:: Short problem ::
Omitting all pictures, copy word for word the lines from the line containing "Give me the" through the final line of the entries.

Excerpt from a dataset:
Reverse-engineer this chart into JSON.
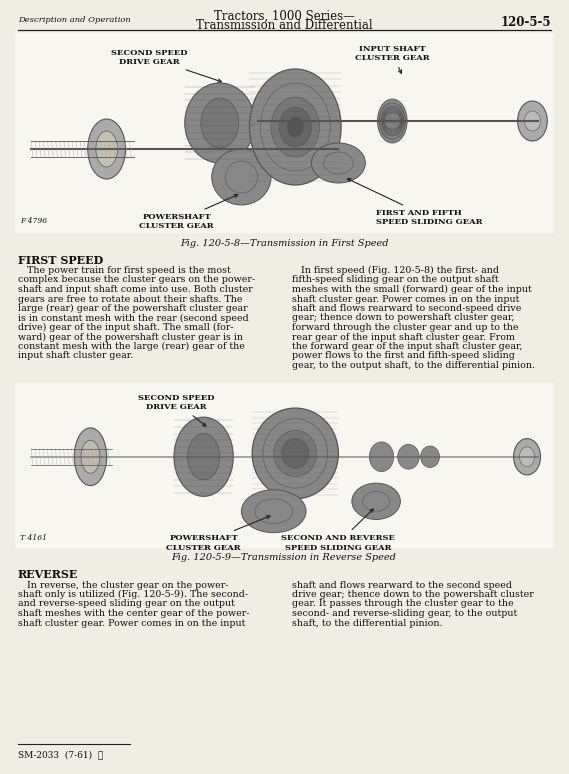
{
  "page_title_line1": "Tractors, 1000 Series—",
  "page_title_line2": "Transmission and Differential",
  "page_header_left": "Description and Operation",
  "page_number": "120-5-5",
  "fig1_caption": "Fig. 120-5-8—Transmission in First Speed",
  "fig2_caption": "Fig. 120-5-9—Transmission in Reverse Speed",
  "fig1_num": "F 4796",
  "fig2_num": "T 4161",
  "section1_title": "FIRST SPEED",
  "section1_left_lines": [
    "   The power train for first speed is the most",
    "complex because the cluster gears on the power-",
    "shaft and input shaft come into use. Both cluster",
    "gears are free to rotate about their shafts. The",
    "large (rear) gear of the powershaft cluster gear",
    "is in constant mesh with the rear (second speed",
    "drive) gear of the input shaft. The small (for-",
    "ward) gear of the powershaft cluster gear is in",
    "constant mesh with the large (rear) gear of the",
    "input shaft cluster gear."
  ],
  "section1_right_lines": [
    "   In first speed (Fig. 120-5-8) the first- and",
    "fifth-speed sliding gear on the output shaft",
    "meshes with the small (forward) gear of the input",
    "shaft cluster gear. Power comes in on the input",
    "shaft and flows rearward to second-speed drive",
    "gear; thence down to powershaft cluster gear,",
    "forward through the cluster gear and up to the",
    "rear gear of the input shaft cluster gear. From",
    "the forward gear of the input shaft cluster gear,",
    "power flows to the first and fifth-speed sliding",
    "gear, to the output shaft, to the differential pinion."
  ],
  "section2_title": "REVERSE",
  "section2_left_lines": [
    "   In reverse, the cluster gear on the power-",
    "shaft only is utilized (Fig. 120-5-9). The second-",
    "and reverse-speed sliding gear on the output",
    "shaft meshes with the center gear of the power-",
    "shaft cluster gear. Power comes in on the input"
  ],
  "section2_right_lines": [
    "shaft and flows rearward to the second speed",
    "drive gear; thence down to the powershaft cluster",
    "gear. It passes through the cluster gear to the",
    "second- and reverse-sliding gear, to the output",
    "shaft, to the differential pinion."
  ],
  "footer": "SM-2033  (7-61)",
  "bg_color": "#f0ede4",
  "text_color": "#111111",
  "line_color": "#222222",
  "gear_bg": "#dedad0",
  "gear_dark": "#555555",
  "gear_mid": "#888888",
  "gear_light": "#aaaaaa"
}
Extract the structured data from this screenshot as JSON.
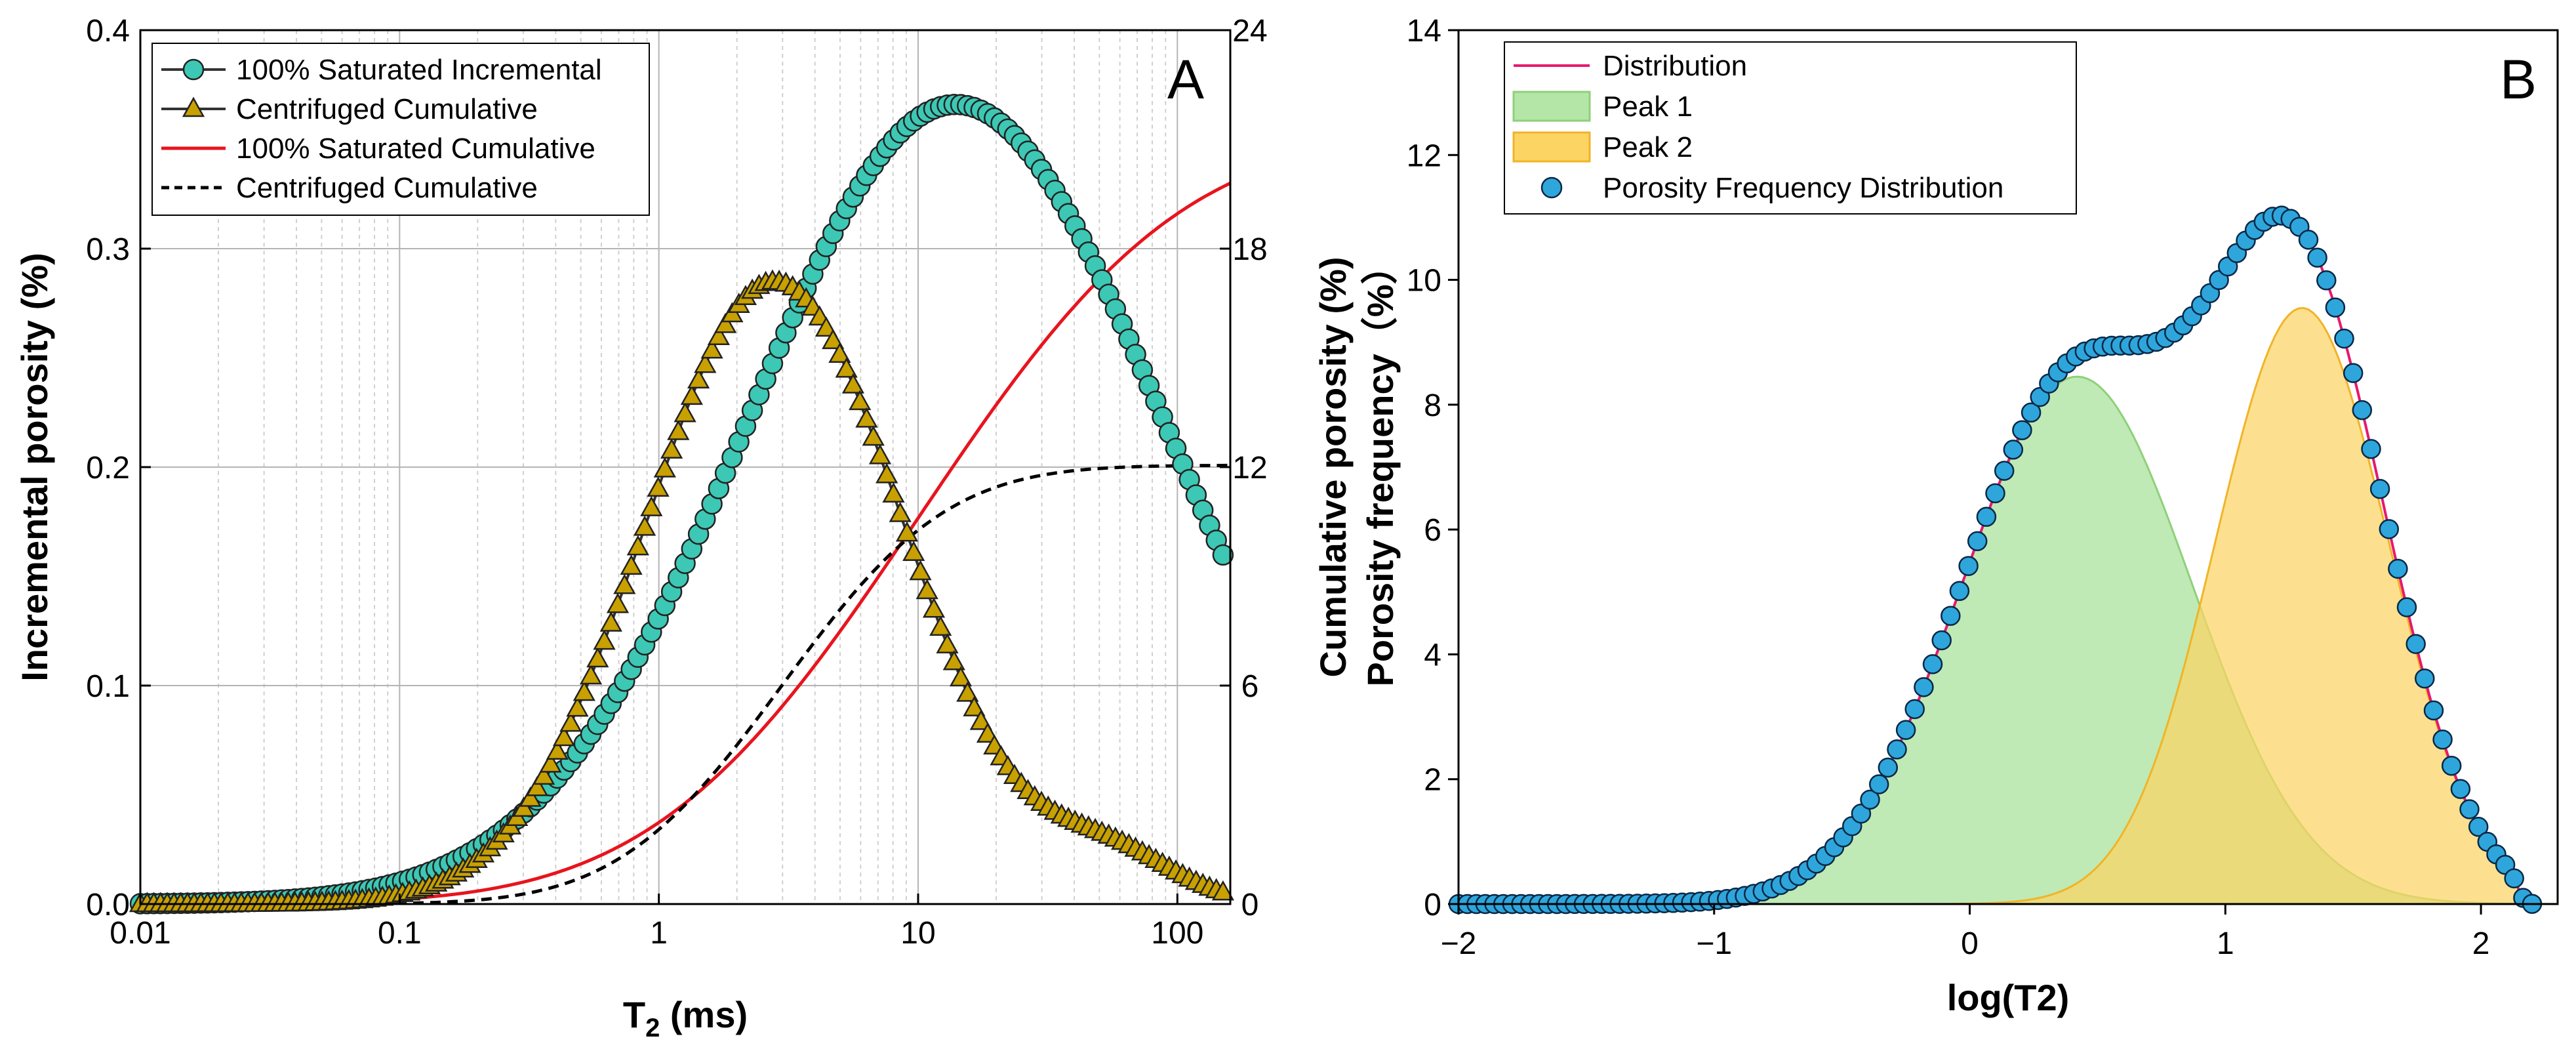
{
  "chart_data": [
    {
      "id": "A",
      "type": "line",
      "panel_label": "A",
      "xscale": "log",
      "xlim": [
        0.01,
        160
      ],
      "ylim_left": [
        0,
        0.4
      ],
      "ylim_right": [
        0,
        24
      ],
      "xticks": [
        {
          "v": 0.01,
          "label": "0.01"
        },
        {
          "v": 0.1,
          "label": "0.1"
        },
        {
          "v": 1,
          "label": "1"
        },
        {
          "v": 10,
          "label": "10"
        },
        {
          "v": 100,
          "label": "100"
        }
      ],
      "yticks_left": [
        {
          "v": 0,
          "label": "0.0"
        },
        {
          "v": 0.1,
          "label": "0.1"
        },
        {
          "v": 0.2,
          "label": "0.2"
        },
        {
          "v": 0.3,
          "label": "0.3"
        },
        {
          "v": 0.4,
          "label": "0.4"
        }
      ],
      "yticks_right": [
        {
          "v": 0,
          "label": "0"
        },
        {
          "v": 6,
          "label": "6"
        },
        {
          "v": 12,
          "label": "12"
        },
        {
          "v": 18,
          "label": "18"
        },
        {
          "v": 24,
          "label": "24"
        }
      ],
      "xlabel_main": "T",
      "xlabel_sub": "2",
      "xlabel_unit": " (ms)",
      "ylabel_left": "Incremental porosity (%)",
      "ylabel_right": "Cumulative porosity (%)",
      "grid": true,
      "legend_position": "top-left",
      "series": [
        {
          "name": "100% Saturated Incremental",
          "axis": "left",
          "model": "lognormal",
          "amplitude": 0.366,
          "peak_T2": 14,
          "log_sigma": 0.8,
          "marker": "circle",
          "fill": "#3cc8b4",
          "color": "#333333"
        },
        {
          "name": "Centrifuged Cumulative",
          "axis": "left",
          "model": "lognormal_bimodal",
          "amplitude": 0.285,
          "peak_T2": 2.8,
          "log_sigma": 0.5,
          "amplitude2": 0.021,
          "peak2_T2": 55,
          "log_sigma2": 0.25,
          "marker": "triangle",
          "fill": "#c8a000",
          "color": "#333333"
        },
        {
          "name": "100% Saturated Cumulative",
          "axis": "right",
          "model": "cumulative",
          "total": 21.2,
          "mid_T2": 10,
          "log_sigma": 0.8,
          "color": "#e8141e",
          "dash": "solid"
        },
        {
          "name": "Centrifuged Cumulative",
          "axis": "right",
          "model": "cumulative",
          "total": 12.05,
          "mid_T2": 3,
          "log_sigma": 0.5,
          "color": "#000000",
          "dash": "dashed"
        }
      ]
    },
    {
      "id": "B",
      "type": "area",
      "panel_label": "B",
      "xlim": [
        -2,
        2.3
      ],
      "ylim": [
        0,
        14
      ],
      "xticks": [
        {
          "v": -2,
          "label": "−2"
        },
        {
          "v": -1,
          "label": "−1"
        },
        {
          "v": 0,
          "label": "0"
        },
        {
          "v": 1,
          "label": "1"
        },
        {
          "v": 2,
          "label": "2"
        }
      ],
      "yticks": [
        {
          "v": 0,
          "label": "0"
        },
        {
          "v": 2,
          "label": "2"
        },
        {
          "v": 4,
          "label": "4"
        },
        {
          "v": 6,
          "label": "6"
        },
        {
          "v": 8,
          "label": "8"
        },
        {
          "v": 10,
          "label": "10"
        },
        {
          "v": 12,
          "label": "12"
        },
        {
          "v": 14,
          "label": "14"
        }
      ],
      "xlabel": "log(T2)",
      "ylabel": "Porosity frequency（%）",
      "grid": false,
      "legend_position": "top-left",
      "peaks": [
        {
          "name": "Peak 1",
          "center": 0.42,
          "height": 8.45,
          "sigma": 0.45,
          "fill": "#b4e6a8",
          "stroke": "#8fd07a"
        },
        {
          "name": "Peak 2",
          "center": 1.3,
          "height": 9.55,
          "sigma": 0.34,
          "fill": "#fcd464",
          "stroke": "#f0b428"
        }
      ],
      "distribution": {
        "name": "Distribution",
        "color": "#e6196e"
      },
      "points": {
        "name": "Porosity Frequency Distribution",
        "fill": "#2ea6dc",
        "stroke": "#0a2846",
        "x_start": -2,
        "x_end": 2.22,
        "step": 0.035
      }
    }
  ]
}
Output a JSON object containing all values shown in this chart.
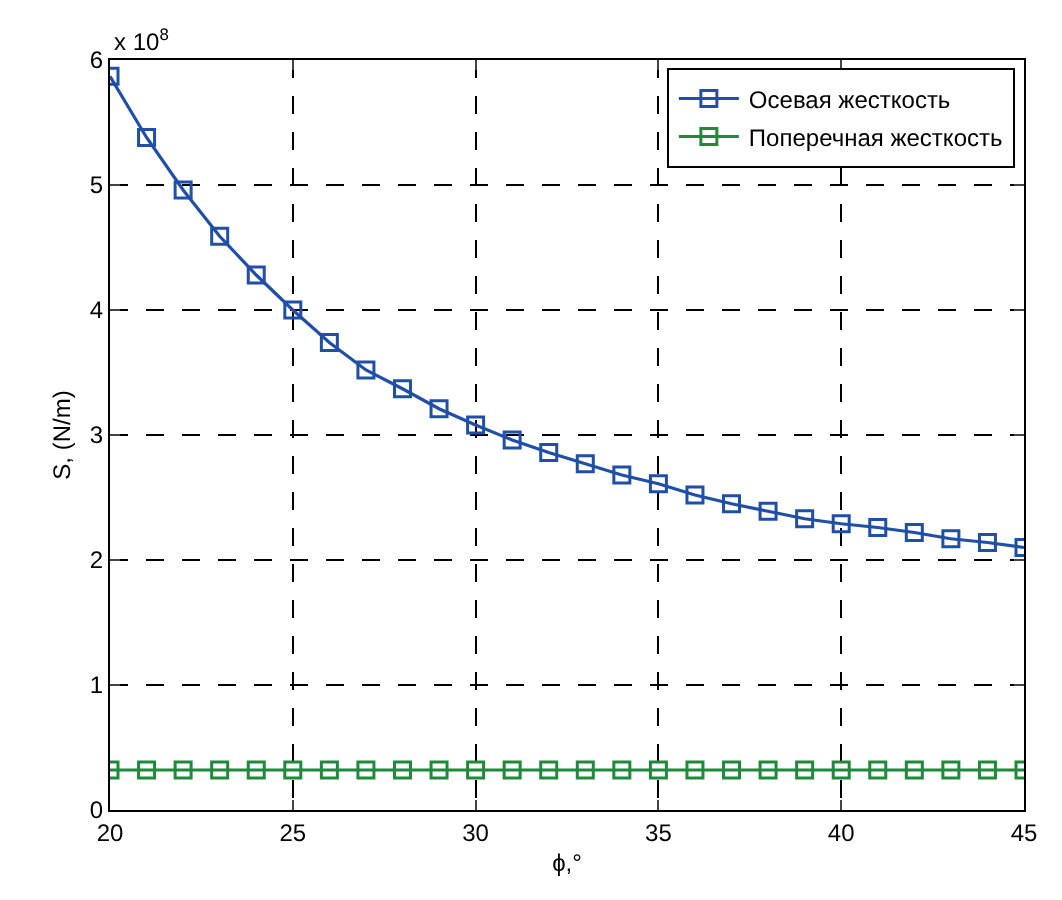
{
  "chart_data": {
    "type": "line",
    "xlabel": "ϕ,°",
    "ylabel": "S, (N/m)",
    "x": [
      20,
      21,
      22,
      23,
      24,
      25,
      26,
      27,
      28,
      29,
      30,
      31,
      32,
      33,
      34,
      35,
      36,
      37,
      38,
      39,
      40,
      41,
      42,
      43,
      44,
      45
    ],
    "series": [
      {
        "name": "Осевая жесткость",
        "color": "#1f4fa8",
        "values": [
          5.87,
          5.38,
          4.96,
          4.59,
          4.28,
          4.0,
          3.74,
          3.52,
          3.37,
          3.21,
          3.08,
          2.96,
          2.86,
          2.77,
          2.68,
          2.61,
          2.52,
          2.45,
          2.39,
          2.33,
          2.29,
          2.26,
          2.22,
          2.17,
          2.14,
          2.1
        ]
      },
      {
        "name": "Поперечная жесткость",
        "color": "#1f8a3a",
        "values": [
          0.32,
          0.32,
          0.32,
          0.32,
          0.32,
          0.32,
          0.32,
          0.32,
          0.32,
          0.32,
          0.32,
          0.32,
          0.32,
          0.32,
          0.32,
          0.32,
          0.32,
          0.32,
          0.32,
          0.32,
          0.32,
          0.32,
          0.32,
          0.32,
          0.32,
          0.32
        ]
      }
    ],
    "xlim": [
      20,
      45
    ],
    "xticks": [
      20,
      25,
      30,
      35,
      40,
      45
    ],
    "ylim": [
      0,
      6
    ],
    "yticks": [
      0,
      1,
      2,
      3,
      4,
      5,
      6
    ],
    "annotations": [
      "x 10$^{8}$"
    ],
    "grid": true,
    "legend": "top right",
    "marker": "square",
    "line_style": "solid"
  }
}
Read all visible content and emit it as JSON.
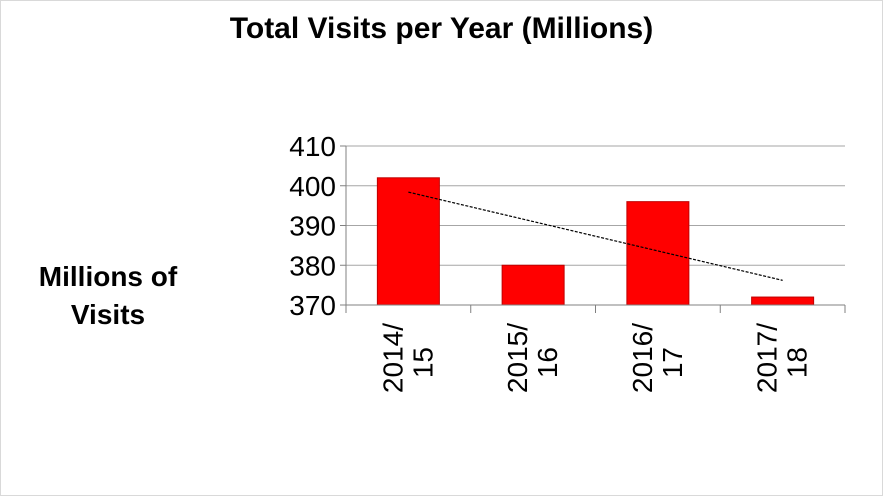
{
  "chart_data": {
    "type": "bar",
    "title": "Total Visits per Year (Millions)",
    "ylabel_lines": [
      "Millions of",
      "Visits"
    ],
    "categories": [
      {
        "line1": "2014/",
        "line2": "15"
      },
      {
        "line1": "2015/",
        "line2": "16"
      },
      {
        "line1": "2016/",
        "line2": "17"
      },
      {
        "line1": "2017/",
        "line2": "18"
      }
    ],
    "values": [
      402,
      380,
      396,
      372
    ],
    "ylim": [
      370,
      410
    ],
    "yticks": [
      "370",
      "380",
      "390",
      "400",
      "410"
    ],
    "trendline": {
      "type": "linear",
      "start": 398.4,
      "end": 376.2
    },
    "grid": true,
    "legend": "none",
    "colors": {
      "bar": "#ff0000",
      "bar_edge": "#c00000",
      "grid": "#a6a6a6",
      "axis": "#808080",
      "trendline": "#000000"
    }
  }
}
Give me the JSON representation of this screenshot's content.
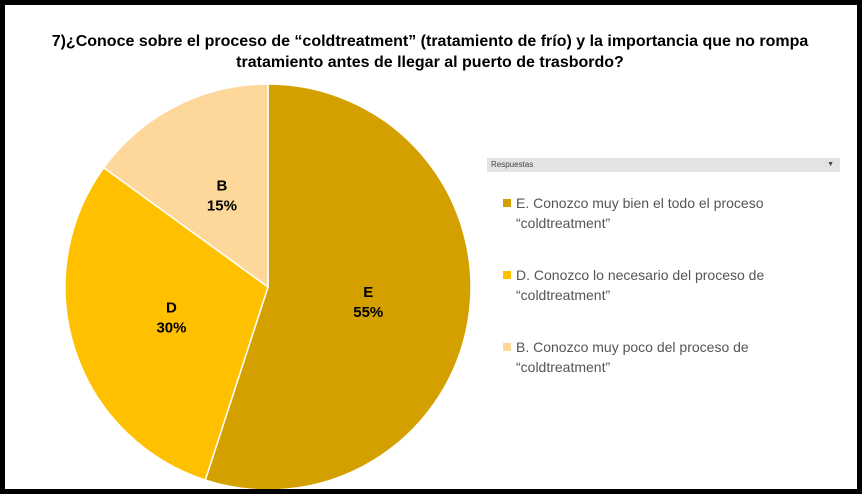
{
  "chart_data": {
    "type": "pie",
    "title": "7)¿Conoce sobre el proceso de “coldtreatment” (tratamiento de frío) y la importancia que no rompa tratamiento antes de llegar al puerto de trasbordo?",
    "legend_title": "Respuestas",
    "categories": [
      "E",
      "D",
      "B"
    ],
    "values": [
      55,
      30,
      15
    ],
    "value_labels": [
      "55%",
      "30%",
      "15%"
    ],
    "labels": [
      "E. Conozco muy bien el todo el proceso “coldtreatment”",
      "D. Conozco lo necesario del proceso de “coldtreatment”",
      "B. Conozco muy poco del proceso de “coldtreatment”"
    ],
    "colors": [
      "#d4a000",
      "#ffc000",
      "#fed89a"
    ],
    "legend": "right"
  }
}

:: Full output ::
Give me the JSON representation of this screenshot's content.
{
  "chart_data": {
    "type": "pie",
    "title": "7)¿Conoce sobre el proceso de “coldtreatment” (tratamiento de frío) y la importancia que no rompa tratamiento antes de llegar al puerto de trasbordo?",
    "legend_title": "Respuestas",
    "categories": [
      "E",
      "D",
      "B"
    ],
    "values": [
      55,
      30,
      15
    ],
    "value_labels": [
      "55%",
      "30%",
      "15%"
    ],
    "labels": [
      "E. Conozco muy bien el todo el proceso “coldtreatment”",
      "D. Conozco lo necesario del proceso de “coldtreatment”",
      "B. Conozco muy poco del proceso de “coldtreatment”"
    ],
    "colors": [
      "#d4a000",
      "#ffc000",
      "#fed89a"
    ],
    "legend": "right"
  }
}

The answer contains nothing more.